**Given request**
Please transcribe the data that follows without the pictures, keeping every word the same.

-=-=-=-=-

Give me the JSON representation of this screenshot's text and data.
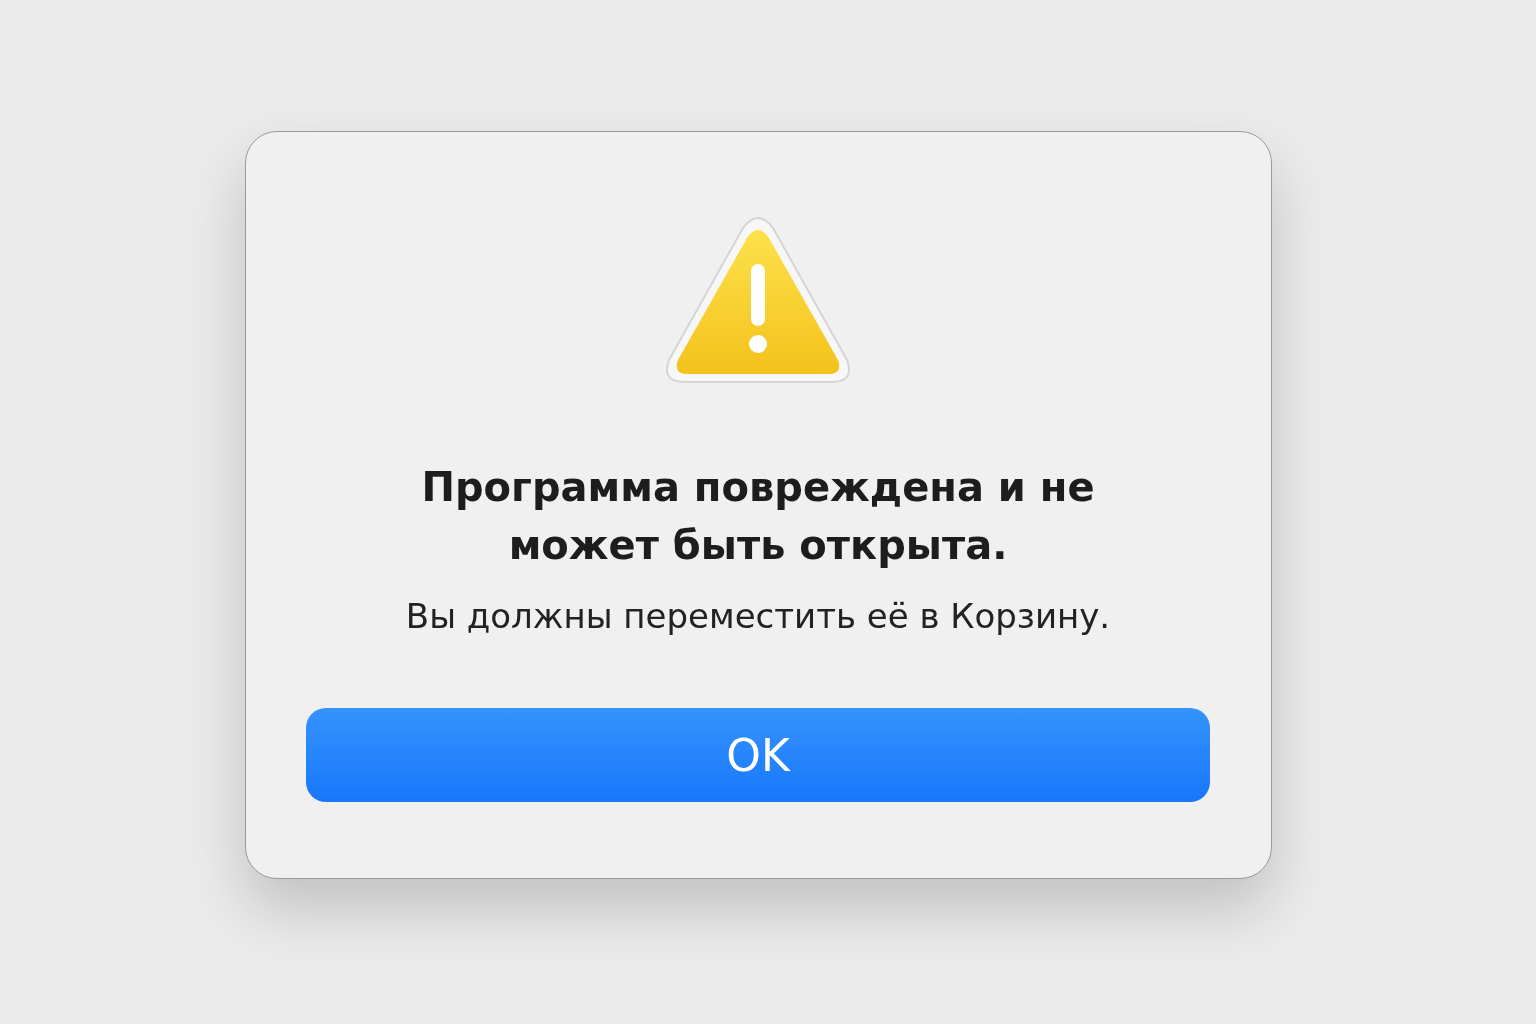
{
  "dialog": {
    "title": "Программа повреждена и не может быть открыта.",
    "message": "Вы должны переместить её в Корзину.",
    "buttons": [
      {
        "label": "OK",
        "kind": "default"
      }
    ]
  }
}
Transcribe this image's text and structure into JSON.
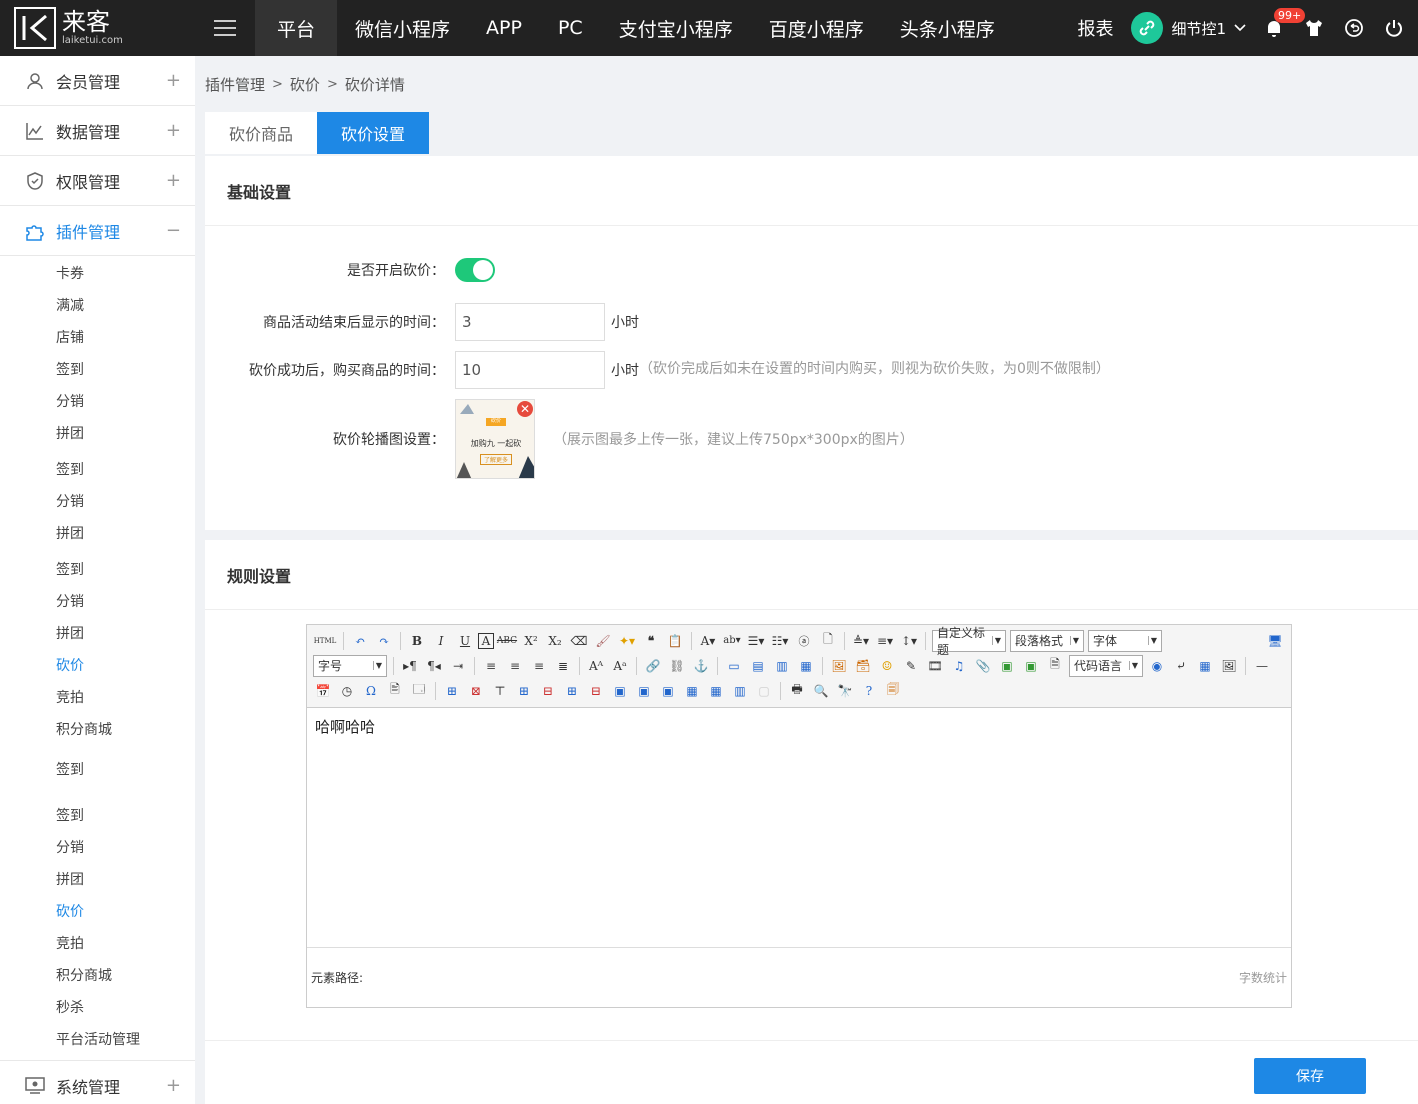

-=-=-=-=-

**Answer in full**
Give me the JSON representation of this screenshot's text and data.
{
  "dialog": {
    "title": "Программа повреждена и не может быть открыта.",
    "message": "Вы должны переместить её в Корзину.",
    "buttons": [
      {
        "label": "OK",
        "kind": "default"
      }
    ]
  }
}
Transcribe this image's text and structure into JSON.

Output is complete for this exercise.